TASK OBJECTIVE |
Set out every line bearing the string "videos".
++++++++++
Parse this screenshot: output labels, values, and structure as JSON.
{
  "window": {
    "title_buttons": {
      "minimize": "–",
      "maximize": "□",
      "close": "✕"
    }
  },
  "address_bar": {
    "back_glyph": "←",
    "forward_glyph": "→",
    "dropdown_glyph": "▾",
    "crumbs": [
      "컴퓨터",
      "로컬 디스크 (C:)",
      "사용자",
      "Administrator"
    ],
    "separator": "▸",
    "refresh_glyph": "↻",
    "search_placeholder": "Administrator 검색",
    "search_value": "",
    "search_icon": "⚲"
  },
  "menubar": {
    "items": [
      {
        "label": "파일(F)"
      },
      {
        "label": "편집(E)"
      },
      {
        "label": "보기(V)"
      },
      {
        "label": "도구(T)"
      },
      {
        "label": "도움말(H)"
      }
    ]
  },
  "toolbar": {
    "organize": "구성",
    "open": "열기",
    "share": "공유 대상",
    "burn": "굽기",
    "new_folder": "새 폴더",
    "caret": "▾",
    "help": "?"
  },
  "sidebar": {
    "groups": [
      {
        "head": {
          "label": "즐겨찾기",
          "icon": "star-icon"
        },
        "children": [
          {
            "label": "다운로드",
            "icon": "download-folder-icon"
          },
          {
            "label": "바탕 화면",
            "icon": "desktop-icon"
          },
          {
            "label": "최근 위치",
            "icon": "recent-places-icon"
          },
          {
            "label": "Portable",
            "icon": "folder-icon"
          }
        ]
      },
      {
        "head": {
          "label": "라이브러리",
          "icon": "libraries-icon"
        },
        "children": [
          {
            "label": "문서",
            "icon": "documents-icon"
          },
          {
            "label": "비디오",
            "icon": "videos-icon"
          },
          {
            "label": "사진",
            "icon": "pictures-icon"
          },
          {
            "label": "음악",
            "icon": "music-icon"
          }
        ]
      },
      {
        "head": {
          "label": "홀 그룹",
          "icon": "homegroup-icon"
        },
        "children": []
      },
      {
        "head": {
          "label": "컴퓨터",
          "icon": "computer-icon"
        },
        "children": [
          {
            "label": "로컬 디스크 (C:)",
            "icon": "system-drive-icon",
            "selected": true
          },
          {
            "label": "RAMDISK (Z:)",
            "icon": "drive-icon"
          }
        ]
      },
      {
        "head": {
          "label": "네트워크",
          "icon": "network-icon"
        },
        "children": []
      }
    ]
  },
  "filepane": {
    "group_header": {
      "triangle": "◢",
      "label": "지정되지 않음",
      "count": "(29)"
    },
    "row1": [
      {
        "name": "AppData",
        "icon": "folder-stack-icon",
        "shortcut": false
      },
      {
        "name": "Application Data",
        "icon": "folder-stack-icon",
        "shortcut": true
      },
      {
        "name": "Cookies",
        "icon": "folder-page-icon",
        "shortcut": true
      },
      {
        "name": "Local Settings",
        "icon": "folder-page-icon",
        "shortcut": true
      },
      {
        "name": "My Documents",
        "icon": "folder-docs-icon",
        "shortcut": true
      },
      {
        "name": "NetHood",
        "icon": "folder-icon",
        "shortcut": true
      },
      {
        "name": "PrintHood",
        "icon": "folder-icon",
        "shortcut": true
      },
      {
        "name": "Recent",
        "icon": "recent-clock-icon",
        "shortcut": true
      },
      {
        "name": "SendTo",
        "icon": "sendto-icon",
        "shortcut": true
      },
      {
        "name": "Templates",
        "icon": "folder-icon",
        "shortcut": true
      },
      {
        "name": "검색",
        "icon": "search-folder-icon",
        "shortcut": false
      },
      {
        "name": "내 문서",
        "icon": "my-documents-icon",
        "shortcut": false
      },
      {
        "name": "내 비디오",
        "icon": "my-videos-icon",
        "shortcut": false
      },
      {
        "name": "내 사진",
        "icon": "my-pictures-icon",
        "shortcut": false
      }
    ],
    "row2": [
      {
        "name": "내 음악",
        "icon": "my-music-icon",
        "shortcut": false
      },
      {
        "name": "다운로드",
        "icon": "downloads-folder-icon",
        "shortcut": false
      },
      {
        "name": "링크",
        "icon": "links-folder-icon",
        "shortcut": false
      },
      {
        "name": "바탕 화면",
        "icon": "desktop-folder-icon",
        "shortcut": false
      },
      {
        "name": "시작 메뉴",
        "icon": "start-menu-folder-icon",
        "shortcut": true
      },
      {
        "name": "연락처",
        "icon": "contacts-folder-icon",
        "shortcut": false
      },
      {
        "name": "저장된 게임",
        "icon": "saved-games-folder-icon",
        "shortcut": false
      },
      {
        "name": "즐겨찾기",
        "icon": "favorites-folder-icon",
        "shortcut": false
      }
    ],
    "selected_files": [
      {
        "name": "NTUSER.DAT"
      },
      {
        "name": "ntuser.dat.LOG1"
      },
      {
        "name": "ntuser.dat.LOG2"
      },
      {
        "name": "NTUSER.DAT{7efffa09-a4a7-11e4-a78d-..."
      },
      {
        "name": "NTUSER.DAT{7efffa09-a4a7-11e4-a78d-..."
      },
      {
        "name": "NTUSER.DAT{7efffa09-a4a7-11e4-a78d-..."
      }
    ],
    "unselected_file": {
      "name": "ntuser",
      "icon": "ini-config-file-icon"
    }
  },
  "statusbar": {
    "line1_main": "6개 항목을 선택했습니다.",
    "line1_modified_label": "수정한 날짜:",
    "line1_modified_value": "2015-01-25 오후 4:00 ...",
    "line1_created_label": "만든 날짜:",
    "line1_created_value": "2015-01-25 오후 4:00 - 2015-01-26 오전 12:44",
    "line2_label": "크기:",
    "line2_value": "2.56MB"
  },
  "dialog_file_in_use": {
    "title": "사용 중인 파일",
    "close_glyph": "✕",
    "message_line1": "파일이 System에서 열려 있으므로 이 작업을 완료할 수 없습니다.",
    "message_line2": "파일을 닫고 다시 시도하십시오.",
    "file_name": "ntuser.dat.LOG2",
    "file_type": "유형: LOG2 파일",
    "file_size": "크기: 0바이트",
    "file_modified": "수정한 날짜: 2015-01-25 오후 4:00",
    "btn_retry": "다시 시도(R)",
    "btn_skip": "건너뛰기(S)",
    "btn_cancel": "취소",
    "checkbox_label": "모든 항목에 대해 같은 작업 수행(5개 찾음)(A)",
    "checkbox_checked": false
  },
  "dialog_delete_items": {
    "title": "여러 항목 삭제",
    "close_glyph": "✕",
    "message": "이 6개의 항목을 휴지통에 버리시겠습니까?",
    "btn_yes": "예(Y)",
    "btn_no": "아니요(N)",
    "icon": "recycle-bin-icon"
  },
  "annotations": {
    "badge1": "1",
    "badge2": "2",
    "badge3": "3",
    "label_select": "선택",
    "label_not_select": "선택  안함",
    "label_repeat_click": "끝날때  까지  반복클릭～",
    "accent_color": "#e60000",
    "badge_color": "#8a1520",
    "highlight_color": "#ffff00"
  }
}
++++++++++
FINISHED ANSWER |
            "icon": "videos-icon"
        "icon": "my-videos-icon",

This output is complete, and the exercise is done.